**Short exercise**
Check every line below for the string "MNMF", and copy the lines that contain it.
..............................
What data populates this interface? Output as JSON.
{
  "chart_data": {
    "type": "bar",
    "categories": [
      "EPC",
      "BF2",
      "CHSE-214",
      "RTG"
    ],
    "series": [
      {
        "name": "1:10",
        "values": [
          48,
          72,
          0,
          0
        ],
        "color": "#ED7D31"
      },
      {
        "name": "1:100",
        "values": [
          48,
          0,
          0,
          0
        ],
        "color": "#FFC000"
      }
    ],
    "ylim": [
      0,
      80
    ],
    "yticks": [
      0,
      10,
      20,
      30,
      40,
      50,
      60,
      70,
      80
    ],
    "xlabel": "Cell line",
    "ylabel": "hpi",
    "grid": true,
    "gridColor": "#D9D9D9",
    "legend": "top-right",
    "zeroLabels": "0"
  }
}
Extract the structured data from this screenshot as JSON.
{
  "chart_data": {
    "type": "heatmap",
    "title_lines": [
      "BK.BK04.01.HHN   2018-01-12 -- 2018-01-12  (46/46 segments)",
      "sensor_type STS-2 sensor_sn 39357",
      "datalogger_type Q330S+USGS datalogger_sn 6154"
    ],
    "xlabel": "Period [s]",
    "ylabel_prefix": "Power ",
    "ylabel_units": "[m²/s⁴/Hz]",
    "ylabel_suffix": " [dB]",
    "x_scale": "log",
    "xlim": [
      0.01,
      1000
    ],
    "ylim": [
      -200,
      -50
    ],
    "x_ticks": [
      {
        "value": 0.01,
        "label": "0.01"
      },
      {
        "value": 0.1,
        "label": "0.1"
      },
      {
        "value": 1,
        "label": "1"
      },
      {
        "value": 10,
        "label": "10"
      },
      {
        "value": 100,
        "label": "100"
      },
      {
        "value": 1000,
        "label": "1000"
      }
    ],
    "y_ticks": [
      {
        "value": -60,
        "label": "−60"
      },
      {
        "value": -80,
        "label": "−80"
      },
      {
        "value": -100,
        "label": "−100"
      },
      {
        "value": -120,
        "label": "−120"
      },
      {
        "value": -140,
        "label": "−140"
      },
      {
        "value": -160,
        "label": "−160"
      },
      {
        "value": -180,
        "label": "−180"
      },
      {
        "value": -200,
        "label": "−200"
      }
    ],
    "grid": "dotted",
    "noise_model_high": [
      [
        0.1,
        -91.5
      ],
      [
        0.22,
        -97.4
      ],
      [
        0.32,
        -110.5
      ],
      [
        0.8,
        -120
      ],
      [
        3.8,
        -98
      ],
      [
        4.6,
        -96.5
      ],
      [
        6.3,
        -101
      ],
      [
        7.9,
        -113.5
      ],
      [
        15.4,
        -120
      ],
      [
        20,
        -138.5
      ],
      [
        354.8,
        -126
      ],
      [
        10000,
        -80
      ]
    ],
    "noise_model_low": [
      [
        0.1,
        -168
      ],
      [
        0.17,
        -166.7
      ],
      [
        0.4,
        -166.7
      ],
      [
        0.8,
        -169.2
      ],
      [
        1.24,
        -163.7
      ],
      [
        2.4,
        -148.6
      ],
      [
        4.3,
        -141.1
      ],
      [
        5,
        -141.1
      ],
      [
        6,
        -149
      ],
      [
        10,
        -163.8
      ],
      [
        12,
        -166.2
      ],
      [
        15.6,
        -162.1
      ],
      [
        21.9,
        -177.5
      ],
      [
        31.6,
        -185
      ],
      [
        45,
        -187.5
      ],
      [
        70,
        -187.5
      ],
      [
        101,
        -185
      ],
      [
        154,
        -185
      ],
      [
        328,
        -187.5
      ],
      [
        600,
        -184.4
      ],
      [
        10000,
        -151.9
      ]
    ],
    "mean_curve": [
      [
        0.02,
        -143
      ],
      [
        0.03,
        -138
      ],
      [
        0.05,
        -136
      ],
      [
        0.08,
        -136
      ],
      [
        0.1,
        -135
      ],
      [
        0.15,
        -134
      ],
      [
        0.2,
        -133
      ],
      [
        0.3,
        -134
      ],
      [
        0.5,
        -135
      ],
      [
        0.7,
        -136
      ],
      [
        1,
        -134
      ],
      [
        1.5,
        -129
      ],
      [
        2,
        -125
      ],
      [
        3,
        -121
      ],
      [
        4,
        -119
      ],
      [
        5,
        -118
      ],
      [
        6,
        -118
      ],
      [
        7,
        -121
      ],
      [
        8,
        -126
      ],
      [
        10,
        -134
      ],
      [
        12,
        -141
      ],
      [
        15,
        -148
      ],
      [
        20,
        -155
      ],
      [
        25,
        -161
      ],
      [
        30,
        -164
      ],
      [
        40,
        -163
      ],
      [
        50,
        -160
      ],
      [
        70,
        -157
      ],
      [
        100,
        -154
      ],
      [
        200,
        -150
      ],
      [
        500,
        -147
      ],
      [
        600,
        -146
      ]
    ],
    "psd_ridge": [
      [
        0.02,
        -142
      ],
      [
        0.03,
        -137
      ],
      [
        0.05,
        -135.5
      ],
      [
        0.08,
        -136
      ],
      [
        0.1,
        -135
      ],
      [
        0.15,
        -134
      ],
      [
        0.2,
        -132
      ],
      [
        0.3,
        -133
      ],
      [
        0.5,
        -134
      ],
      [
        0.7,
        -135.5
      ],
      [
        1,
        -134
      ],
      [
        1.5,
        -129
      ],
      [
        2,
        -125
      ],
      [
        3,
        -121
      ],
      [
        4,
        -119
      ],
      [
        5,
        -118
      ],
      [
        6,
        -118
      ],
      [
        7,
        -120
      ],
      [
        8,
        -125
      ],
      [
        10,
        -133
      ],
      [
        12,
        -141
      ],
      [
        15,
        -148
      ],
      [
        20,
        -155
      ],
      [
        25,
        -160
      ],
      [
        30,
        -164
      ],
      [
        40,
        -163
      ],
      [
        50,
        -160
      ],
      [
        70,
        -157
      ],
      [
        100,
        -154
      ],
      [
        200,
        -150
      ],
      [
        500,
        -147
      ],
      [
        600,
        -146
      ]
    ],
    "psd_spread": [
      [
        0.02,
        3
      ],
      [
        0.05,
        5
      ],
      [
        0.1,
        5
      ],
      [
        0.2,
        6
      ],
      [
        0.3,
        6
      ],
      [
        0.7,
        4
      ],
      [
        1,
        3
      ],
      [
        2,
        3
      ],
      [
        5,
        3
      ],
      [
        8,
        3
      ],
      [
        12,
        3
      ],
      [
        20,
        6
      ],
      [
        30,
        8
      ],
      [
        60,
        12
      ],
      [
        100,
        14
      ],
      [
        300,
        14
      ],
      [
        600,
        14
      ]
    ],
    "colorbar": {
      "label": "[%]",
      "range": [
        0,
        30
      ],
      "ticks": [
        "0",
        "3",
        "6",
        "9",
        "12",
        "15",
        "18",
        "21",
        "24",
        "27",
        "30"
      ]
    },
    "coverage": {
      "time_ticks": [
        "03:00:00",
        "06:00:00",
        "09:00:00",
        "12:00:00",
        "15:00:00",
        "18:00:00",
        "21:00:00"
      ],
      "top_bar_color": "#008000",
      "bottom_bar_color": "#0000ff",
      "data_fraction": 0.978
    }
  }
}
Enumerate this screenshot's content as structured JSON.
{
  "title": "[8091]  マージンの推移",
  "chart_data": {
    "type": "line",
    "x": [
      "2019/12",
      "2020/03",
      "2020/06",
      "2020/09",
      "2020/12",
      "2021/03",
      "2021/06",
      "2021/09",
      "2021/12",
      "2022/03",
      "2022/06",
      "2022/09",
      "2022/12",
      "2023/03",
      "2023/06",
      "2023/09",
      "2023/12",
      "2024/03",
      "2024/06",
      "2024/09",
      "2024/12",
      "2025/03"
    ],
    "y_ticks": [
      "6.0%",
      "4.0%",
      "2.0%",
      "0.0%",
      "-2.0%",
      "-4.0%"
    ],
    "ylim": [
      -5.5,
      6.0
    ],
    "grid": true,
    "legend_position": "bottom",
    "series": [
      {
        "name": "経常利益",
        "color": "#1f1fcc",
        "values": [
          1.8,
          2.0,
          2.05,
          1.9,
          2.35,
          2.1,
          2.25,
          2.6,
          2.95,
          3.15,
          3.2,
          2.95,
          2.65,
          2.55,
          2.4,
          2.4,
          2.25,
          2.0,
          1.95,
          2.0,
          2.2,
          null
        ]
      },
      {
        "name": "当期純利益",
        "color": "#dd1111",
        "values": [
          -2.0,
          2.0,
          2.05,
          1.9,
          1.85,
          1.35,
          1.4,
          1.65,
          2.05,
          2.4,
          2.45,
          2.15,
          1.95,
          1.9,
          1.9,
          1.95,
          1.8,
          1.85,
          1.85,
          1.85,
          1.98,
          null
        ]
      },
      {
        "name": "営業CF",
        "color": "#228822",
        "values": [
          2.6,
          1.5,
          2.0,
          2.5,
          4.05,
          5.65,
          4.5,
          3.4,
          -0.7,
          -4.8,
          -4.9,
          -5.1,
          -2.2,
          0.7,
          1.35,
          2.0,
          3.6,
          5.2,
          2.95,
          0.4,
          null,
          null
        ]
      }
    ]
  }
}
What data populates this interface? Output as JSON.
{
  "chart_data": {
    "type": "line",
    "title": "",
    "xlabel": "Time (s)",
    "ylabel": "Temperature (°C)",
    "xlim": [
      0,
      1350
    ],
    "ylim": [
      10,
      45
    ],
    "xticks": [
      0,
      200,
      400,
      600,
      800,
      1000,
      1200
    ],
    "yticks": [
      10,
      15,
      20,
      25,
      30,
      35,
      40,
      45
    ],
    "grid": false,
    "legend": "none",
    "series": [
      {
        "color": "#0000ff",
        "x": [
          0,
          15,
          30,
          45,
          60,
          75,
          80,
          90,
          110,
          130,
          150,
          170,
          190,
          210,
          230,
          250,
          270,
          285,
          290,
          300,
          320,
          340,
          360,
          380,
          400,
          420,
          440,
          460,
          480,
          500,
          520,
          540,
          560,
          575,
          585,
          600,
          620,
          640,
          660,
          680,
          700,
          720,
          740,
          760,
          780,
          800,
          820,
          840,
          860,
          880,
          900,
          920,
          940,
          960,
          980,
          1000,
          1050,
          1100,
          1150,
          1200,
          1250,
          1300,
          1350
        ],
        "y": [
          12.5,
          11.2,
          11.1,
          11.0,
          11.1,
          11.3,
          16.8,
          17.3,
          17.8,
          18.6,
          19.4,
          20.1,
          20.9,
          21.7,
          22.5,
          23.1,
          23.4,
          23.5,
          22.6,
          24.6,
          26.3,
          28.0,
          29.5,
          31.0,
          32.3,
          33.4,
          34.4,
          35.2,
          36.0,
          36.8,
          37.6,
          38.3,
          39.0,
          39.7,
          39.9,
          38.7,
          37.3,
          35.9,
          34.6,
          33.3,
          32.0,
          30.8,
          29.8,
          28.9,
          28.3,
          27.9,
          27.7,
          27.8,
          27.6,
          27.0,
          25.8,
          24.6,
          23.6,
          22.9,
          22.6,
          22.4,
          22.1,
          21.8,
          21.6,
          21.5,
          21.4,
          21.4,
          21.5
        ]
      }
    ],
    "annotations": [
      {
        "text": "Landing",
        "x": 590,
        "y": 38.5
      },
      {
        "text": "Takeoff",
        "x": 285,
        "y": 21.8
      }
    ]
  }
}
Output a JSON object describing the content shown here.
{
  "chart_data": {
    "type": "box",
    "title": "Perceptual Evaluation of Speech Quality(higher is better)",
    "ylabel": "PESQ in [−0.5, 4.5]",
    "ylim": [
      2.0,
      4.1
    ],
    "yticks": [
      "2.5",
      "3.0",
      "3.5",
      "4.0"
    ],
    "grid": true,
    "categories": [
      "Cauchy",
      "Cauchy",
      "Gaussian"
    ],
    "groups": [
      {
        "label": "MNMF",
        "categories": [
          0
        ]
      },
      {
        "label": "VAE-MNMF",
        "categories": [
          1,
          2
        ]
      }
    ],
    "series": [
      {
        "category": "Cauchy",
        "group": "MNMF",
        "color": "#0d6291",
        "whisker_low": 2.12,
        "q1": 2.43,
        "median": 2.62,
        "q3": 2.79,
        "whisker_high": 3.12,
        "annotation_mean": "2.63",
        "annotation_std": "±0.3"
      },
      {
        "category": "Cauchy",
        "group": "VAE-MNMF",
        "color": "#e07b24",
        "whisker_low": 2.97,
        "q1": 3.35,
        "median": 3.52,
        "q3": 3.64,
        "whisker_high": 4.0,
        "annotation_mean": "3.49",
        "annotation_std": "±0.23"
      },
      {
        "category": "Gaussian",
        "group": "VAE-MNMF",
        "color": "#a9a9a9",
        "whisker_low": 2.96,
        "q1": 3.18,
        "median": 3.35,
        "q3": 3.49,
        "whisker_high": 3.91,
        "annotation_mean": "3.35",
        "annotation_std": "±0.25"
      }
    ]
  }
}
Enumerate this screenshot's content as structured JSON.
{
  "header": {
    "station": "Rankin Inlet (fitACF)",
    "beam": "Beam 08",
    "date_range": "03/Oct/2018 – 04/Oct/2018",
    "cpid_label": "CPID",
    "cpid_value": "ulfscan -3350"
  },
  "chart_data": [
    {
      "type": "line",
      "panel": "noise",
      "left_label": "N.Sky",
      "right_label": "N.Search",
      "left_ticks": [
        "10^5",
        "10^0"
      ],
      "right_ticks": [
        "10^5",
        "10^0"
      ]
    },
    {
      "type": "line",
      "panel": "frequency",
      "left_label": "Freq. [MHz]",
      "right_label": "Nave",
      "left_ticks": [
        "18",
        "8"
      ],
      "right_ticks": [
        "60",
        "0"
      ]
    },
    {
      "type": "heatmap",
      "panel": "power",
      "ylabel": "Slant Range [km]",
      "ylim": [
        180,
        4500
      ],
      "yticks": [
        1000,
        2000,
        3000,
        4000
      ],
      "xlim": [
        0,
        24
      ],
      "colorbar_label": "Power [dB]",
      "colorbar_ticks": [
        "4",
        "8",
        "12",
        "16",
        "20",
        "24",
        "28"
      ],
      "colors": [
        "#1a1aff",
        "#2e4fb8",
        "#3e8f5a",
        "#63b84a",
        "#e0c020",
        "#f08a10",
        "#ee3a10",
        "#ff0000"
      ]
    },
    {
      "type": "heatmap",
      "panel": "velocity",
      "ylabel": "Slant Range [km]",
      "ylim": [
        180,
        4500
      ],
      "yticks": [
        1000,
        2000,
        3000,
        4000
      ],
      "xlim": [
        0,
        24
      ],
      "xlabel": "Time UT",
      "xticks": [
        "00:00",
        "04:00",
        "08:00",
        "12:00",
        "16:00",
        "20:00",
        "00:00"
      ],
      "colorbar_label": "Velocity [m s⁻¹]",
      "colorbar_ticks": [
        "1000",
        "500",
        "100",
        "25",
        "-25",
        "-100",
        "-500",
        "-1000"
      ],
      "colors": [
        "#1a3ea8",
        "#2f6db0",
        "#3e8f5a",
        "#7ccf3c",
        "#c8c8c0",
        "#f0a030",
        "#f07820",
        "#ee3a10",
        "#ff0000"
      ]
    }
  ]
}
..............................
**Written solution**
        "label": "MNMF",
        "label": "VAE-MNMF",
        "group": "MNMF",
        "group": "VAE-MNMF",
        "group": "VAE-MNMF",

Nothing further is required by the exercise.